* [Extract to read]
▶

However, amidst the debate, analysts agree that Kenya is vulnerable, warning it could be paying the price for intervention in neighbouring Somalia, where the hostages are now believed to be held.

Since
September, gunmen have seized British tourist Judith Tebbutt and Frenchwoman Marie Dedieu from Kenya's Lamu archipelago, which is popular with tourists, and two Spanish aid workers from Dadaab, the world's largest refugee camp.

Tebbutt and Dedieu are in war-torn Somalia, while the two Spanish women are feared to have also been taken across the border after their abduction on Thursday.

After each attack, Kenyan police -- who have been criticized for poor security and a slow response to the abductions -- have rushed to point the finger of blame at the Al-Qaeda-linked Shehab.

But Roland Marchal, from the French National Centre for Scientific Research (CNRS), said the kidnappers could just be local criminals.

He also speculated Nairobi could be paying for backing southern Somali anti-Shebab militia, and criticized Kenya's domestic policies towards its own ethnic Somali community, infiltrated over the years by Shebab loyalists.

"Instead of working with the Muslim community to try to undermine the ideological work of the Shebab, they isolated them and labelled them as potential terrorists," he said.

The hardline Shebab have vowed to destroy Somalia's weak Western-backed transitional government, threatening last week to increase attacks after their worst suicide bombing yet in the Somali capital that killed at least 82 people.

But they have already struck outside their home ground, launching multiple bomb attacks in July 2010 in the Ugandan capital Kampala, killing 76 people watching the World Cup final.

Shebab fighters have increasingly been recruiting outside Somalia's borders, notably in Kenya.

◀

* [Tasks for this exercise]
1. List every person the article on kidnappings in Kenya mentions by name.
2. Write out the part of the article on kidnappings in Kenya that begins at the words "After each attack, Kenyan" and stops after "be local criminals.".

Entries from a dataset

▶

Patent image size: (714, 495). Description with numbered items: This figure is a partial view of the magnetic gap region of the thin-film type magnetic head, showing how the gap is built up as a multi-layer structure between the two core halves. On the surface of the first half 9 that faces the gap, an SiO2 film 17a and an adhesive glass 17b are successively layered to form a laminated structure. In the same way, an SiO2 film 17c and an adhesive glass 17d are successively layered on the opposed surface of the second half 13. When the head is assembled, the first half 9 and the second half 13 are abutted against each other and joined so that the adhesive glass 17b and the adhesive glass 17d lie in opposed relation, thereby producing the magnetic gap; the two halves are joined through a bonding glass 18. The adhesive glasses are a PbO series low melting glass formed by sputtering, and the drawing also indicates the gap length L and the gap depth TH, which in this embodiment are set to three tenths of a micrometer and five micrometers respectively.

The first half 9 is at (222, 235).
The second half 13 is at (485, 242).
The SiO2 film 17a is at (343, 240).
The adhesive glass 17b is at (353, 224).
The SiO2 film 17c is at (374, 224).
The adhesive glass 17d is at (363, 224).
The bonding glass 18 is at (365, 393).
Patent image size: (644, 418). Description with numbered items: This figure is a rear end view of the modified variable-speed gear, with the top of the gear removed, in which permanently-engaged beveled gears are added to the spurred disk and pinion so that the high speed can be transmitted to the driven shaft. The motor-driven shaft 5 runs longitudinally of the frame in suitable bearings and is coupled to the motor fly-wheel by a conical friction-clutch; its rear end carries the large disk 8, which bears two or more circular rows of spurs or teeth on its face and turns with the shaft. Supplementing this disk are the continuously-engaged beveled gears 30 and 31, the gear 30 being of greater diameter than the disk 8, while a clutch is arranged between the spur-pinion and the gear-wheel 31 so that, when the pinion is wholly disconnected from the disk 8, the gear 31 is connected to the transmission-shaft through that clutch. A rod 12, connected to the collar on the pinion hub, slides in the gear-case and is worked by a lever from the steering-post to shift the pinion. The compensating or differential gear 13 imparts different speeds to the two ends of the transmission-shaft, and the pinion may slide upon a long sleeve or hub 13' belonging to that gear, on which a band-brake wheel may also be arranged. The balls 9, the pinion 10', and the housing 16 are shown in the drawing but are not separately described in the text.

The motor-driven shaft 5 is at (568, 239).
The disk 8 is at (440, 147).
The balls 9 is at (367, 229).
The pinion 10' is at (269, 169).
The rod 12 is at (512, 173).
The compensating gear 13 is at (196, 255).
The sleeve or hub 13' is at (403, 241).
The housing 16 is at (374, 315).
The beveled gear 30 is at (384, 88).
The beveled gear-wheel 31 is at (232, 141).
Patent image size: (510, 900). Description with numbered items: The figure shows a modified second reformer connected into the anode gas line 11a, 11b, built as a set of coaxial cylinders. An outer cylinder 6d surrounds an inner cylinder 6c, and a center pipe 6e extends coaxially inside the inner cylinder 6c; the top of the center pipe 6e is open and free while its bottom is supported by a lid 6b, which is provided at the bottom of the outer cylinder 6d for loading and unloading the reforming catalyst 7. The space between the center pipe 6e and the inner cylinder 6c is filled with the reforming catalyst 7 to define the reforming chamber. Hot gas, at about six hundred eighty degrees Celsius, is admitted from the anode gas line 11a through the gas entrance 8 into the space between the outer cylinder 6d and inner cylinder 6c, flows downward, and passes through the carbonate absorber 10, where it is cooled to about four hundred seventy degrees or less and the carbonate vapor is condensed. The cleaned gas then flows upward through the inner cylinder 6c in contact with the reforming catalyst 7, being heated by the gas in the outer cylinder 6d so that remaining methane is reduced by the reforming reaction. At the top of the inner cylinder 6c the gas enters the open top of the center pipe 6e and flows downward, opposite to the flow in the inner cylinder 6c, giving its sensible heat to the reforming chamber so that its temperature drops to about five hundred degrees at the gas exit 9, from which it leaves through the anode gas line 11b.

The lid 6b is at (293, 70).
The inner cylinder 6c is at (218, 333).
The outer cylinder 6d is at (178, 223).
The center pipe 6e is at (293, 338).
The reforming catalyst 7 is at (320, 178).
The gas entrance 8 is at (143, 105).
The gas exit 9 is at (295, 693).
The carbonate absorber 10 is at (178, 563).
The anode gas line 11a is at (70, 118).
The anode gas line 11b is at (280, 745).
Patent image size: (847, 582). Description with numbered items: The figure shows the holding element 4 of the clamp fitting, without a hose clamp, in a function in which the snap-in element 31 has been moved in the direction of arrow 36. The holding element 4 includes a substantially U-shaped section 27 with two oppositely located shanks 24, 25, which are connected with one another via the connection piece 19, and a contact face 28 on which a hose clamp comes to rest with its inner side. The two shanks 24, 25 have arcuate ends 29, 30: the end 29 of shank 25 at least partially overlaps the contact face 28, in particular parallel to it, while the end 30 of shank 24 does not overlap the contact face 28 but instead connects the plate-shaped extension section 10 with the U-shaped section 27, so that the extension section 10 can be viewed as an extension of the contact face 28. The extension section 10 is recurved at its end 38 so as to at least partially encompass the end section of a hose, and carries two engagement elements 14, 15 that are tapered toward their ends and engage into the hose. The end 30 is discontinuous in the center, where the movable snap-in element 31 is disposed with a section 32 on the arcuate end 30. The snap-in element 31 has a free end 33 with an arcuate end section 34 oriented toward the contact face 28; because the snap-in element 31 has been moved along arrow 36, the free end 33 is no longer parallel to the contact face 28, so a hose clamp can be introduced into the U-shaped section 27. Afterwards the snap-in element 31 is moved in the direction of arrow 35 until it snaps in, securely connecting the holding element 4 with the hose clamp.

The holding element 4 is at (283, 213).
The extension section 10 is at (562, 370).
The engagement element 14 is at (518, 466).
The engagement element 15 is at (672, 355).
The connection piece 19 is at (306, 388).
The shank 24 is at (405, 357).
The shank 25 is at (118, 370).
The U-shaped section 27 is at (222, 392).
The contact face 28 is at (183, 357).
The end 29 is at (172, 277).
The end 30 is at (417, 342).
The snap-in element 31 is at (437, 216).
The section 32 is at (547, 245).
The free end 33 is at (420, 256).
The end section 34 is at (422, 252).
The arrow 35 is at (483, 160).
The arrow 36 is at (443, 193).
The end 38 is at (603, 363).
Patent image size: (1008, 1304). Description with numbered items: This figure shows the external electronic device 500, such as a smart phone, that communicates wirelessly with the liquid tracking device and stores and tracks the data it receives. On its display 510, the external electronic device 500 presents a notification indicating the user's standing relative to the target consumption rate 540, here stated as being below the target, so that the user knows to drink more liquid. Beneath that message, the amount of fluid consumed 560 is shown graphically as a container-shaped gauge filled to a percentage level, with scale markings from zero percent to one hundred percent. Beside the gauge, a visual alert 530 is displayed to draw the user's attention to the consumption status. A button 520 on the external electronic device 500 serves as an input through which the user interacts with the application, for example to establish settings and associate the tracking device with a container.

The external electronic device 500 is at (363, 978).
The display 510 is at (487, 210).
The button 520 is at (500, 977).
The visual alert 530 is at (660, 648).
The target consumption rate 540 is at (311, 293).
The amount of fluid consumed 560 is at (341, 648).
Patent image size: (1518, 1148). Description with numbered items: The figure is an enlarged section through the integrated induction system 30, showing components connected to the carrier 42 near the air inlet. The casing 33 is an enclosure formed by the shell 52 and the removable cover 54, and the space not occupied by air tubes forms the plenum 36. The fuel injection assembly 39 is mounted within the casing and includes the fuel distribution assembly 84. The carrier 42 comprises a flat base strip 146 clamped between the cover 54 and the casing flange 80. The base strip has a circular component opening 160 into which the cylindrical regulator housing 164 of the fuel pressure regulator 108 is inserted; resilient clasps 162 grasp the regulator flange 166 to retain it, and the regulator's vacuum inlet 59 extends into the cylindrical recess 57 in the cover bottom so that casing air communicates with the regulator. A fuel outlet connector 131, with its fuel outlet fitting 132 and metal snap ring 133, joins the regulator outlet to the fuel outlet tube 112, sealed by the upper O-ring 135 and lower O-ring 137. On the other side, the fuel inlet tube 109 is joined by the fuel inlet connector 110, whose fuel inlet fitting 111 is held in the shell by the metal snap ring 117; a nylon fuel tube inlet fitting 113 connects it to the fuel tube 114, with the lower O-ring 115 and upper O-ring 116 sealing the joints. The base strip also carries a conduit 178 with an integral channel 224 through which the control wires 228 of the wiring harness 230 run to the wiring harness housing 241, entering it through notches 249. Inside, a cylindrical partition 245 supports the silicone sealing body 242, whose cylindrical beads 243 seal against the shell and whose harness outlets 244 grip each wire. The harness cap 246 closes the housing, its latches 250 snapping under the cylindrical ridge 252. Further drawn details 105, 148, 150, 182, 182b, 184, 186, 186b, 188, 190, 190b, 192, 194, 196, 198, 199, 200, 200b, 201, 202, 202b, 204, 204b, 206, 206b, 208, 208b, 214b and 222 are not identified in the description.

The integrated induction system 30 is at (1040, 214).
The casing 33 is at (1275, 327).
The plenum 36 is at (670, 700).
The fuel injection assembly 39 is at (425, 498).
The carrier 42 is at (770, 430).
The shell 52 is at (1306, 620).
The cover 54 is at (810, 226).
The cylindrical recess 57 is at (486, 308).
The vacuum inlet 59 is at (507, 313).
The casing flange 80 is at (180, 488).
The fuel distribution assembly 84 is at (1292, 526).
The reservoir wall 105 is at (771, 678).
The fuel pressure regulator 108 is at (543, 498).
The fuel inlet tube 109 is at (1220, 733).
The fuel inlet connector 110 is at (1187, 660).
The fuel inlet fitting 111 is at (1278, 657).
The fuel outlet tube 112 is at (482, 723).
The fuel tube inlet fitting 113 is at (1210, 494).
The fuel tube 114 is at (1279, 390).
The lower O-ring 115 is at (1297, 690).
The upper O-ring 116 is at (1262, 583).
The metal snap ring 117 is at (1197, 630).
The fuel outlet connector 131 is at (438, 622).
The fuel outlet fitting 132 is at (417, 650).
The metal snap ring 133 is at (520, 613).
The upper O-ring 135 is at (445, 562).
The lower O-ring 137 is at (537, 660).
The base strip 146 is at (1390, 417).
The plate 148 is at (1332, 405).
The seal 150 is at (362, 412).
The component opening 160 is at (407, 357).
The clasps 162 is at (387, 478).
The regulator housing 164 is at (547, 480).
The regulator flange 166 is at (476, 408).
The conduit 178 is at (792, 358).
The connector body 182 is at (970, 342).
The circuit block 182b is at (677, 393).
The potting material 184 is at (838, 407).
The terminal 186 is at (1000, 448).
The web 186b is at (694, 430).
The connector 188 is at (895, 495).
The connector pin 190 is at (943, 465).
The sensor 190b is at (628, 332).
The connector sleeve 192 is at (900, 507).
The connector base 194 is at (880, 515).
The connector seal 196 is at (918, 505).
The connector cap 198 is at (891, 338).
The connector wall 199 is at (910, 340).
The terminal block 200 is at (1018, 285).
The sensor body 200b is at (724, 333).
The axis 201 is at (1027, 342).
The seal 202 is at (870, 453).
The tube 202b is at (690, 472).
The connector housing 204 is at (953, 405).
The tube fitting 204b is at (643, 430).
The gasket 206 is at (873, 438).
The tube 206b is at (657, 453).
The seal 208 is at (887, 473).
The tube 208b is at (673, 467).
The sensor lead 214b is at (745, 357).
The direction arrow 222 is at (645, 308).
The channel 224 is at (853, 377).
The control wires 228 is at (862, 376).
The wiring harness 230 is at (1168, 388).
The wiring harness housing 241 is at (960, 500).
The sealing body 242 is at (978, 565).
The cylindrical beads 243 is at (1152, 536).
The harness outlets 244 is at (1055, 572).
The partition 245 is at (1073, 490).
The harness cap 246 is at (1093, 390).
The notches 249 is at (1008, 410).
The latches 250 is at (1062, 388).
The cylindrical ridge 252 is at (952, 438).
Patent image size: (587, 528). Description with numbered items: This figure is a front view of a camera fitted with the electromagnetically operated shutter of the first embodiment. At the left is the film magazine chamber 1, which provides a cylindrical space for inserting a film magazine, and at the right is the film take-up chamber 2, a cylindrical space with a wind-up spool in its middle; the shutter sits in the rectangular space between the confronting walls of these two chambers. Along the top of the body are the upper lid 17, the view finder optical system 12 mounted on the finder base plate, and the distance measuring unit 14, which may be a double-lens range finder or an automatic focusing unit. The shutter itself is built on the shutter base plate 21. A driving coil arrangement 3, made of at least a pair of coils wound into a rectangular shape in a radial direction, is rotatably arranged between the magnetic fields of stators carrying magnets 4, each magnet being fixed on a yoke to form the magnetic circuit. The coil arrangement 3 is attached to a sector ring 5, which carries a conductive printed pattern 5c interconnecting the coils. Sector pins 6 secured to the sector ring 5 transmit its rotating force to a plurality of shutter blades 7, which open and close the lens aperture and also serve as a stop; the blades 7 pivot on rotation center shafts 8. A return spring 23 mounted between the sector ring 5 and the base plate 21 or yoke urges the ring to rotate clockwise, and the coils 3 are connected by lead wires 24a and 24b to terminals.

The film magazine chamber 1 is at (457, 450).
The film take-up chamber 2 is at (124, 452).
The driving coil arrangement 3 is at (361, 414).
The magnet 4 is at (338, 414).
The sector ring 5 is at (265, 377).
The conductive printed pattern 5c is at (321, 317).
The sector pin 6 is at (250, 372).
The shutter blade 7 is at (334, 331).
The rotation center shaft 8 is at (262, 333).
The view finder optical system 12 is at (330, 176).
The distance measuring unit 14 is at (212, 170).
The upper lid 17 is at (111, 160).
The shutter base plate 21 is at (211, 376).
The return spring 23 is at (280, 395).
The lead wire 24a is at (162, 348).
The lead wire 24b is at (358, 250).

◀

* [Responses to the exercise]
1.
Judith Tebbutt
Marie Dedieu
Roland Marchal

2.
After each attack, Kenyan police -- who have been criticized for poor security and a slow response to the abductions -- have rushed to point the finger of blame at the Al-Qaeda-linked Shehab.

But Roland Marchal, from the French National Centre for Scientific Research (CNRS), said the kidnappers could just be local criminals.